Thursday, 30 July 2015

The hunt for Striped Lychnis caterpillars!

Another blog post written by Bug Mad Girl ...
Mum, Nanny Moth and I went to Lodge Hill this morning on an important mission to look for striped lychnis caterpillars and their food plant, dark mullein. Striped lychnis moths are nationally scarce, but are found around where we live in Buckinghamshire.
In the spring we grew some dark mullein plants for the Upper Thames branch of Butterfly Conversation, so that there would be more food plant for the caterpillars to eat. We took some of the plants to Holtspur Bottom butterfly reserve and planted some in our back garden.Now we've also offered to go to Lodge Hill and search for striped lychnis caterpillars and dark mullein plants, counting how many we see. The site was last surveyed five years ago, so it will be interesting to see how well the moths are doing there now.
When you first get to Lodge Hill, there is a nice view over the hill and a golden wheat field.
Lodge Hill
As we walked along, Nanny Moth told us we could eat the bits of wheat inside the hard case. It was very chewy, and tasted like flour. Then we came to a wooded area where we had to climb up a really steep, tiring slope. At the top of the slope it opened out into chalk grassland, full of all sorts of plants and bushes. It was very exciting when we saw our first dark mullein plants, especially when we could see they had striped lychnis caterpillars on them! Unfortunately they were behind a barbed wire fence so we couldn't get too close to them.
Dark mullein plant
Undeterred, we carried on hunting and found lots of dark mullein growing on both sides of the hill some of which had caterpillars on them. Luckily they were quite easy to spot as the plants are quite tall and the caterpillars seem to prefer eating the flowers. We managed to find a gate through to the first plants we'd seen so we could check them properly for caterpillars too.

Striped lynchnis caterpillars

While we were hunting we found some other caterpillars eating the dark mullein, including a strange caterpillar that was holding the plant with its back legs and sticking out at a right angle.
While we were hunting we saw lots of lovely butterflies, including chalkhill blues, common blues, small coppers and meadow browns. There were also loads of 6-spot burnet moths.
6-spot burnet moths
6-spot burnet moths

Chalkhill blue

Common blue

Small copper
There were also shield bugs, ladybirds, spiders and other bugs on the plants.

• TASK DETAILS:
Answer from the caterpillar-hunt blog post:
(a) Which county is named as the area where striped lychnis moths are found near the writer's home?
(b) How long ago was the Lodge Hill site last surveyed?
(c) What did the wheat from inside the hard case taste like?

• THE DATA:
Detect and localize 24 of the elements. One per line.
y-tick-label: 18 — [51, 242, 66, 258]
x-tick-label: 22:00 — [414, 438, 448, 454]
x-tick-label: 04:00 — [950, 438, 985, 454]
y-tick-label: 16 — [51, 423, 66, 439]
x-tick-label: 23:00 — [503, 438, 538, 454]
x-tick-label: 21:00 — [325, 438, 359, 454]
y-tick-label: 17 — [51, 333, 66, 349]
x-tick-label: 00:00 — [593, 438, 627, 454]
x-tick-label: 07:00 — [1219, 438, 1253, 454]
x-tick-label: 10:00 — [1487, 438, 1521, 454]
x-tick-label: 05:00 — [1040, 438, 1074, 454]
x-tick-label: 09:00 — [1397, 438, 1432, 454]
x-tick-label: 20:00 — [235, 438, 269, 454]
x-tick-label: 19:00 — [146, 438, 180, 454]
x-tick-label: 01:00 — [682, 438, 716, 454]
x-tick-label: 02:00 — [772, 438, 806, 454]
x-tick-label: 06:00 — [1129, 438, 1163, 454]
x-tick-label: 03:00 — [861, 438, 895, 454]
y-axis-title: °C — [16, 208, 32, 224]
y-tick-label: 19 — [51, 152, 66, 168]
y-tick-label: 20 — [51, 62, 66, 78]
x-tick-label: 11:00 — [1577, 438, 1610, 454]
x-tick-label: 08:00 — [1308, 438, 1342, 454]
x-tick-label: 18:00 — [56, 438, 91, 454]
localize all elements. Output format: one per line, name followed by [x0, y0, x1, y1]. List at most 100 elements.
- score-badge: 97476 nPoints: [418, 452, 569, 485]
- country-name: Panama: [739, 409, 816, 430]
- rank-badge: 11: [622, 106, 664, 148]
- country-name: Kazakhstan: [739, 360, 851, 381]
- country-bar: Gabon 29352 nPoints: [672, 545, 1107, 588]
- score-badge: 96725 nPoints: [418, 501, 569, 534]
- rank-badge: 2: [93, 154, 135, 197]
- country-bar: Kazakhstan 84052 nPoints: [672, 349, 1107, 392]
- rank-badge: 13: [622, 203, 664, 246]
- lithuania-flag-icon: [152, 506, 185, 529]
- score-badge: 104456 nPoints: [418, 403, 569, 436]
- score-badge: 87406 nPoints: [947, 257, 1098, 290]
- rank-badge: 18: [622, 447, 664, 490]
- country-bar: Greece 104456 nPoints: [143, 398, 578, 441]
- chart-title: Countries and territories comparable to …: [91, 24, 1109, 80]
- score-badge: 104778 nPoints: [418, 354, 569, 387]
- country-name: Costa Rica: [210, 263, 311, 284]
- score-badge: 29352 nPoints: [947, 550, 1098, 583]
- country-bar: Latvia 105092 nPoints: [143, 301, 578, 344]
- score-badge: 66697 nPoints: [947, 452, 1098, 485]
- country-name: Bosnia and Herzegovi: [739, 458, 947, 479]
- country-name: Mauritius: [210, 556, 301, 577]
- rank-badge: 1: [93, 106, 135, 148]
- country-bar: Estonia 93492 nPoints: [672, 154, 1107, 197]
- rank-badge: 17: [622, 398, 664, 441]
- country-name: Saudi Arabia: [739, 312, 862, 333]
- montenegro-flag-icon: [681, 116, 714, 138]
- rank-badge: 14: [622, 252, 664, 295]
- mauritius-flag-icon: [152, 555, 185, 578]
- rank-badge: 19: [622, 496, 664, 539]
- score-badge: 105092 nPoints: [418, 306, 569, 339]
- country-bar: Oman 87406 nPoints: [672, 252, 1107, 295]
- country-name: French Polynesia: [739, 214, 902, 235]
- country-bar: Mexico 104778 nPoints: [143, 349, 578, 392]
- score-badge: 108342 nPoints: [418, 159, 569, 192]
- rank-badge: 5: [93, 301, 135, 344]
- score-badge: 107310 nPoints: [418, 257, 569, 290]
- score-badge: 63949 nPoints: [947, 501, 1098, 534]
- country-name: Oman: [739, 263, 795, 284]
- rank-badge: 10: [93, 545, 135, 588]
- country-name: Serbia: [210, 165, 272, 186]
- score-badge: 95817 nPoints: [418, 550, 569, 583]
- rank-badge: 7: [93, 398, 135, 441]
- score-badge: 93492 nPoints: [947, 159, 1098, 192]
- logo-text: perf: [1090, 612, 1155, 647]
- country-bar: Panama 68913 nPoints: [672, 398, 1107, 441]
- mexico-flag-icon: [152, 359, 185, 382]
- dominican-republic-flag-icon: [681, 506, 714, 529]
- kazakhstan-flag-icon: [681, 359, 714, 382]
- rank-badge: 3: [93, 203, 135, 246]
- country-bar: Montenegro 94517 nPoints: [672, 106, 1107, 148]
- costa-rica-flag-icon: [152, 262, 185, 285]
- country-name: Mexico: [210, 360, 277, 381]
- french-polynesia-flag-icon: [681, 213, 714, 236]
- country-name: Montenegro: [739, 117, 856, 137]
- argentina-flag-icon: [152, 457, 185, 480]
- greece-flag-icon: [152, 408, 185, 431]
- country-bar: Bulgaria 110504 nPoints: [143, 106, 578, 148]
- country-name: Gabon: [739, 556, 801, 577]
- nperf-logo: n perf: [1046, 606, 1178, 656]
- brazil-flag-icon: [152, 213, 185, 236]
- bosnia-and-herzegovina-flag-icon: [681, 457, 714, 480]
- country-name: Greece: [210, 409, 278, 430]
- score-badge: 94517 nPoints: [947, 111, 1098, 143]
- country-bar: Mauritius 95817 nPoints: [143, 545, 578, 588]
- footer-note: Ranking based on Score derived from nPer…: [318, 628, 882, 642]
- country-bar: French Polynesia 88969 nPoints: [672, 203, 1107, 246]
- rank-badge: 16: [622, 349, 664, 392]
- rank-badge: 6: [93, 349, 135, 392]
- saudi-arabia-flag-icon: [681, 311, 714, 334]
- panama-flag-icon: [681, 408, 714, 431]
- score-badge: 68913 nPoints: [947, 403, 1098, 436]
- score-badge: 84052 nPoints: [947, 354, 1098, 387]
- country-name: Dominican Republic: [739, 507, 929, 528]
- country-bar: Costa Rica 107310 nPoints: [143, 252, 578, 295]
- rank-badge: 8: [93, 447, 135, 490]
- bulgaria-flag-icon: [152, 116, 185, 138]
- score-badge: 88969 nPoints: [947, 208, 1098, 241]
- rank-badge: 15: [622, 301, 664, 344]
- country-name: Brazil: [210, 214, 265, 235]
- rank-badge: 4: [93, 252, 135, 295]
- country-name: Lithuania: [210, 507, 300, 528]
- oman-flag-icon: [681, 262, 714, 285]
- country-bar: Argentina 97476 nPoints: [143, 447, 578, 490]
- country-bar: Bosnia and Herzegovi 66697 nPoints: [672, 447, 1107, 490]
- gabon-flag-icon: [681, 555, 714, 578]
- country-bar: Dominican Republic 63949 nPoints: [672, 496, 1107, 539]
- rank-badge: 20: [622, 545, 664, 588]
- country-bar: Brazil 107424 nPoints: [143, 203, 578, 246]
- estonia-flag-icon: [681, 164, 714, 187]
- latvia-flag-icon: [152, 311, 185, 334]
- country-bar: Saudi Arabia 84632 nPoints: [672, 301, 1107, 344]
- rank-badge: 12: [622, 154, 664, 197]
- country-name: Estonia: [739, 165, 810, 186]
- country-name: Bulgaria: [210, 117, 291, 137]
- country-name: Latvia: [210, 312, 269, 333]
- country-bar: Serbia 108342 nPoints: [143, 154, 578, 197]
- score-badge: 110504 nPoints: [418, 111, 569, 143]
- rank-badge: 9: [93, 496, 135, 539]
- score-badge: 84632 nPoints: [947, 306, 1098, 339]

• ANSWER FOR THE TASK:
(a) Buckinghamshire
(b) Five years ago
(c) It tasted like flour.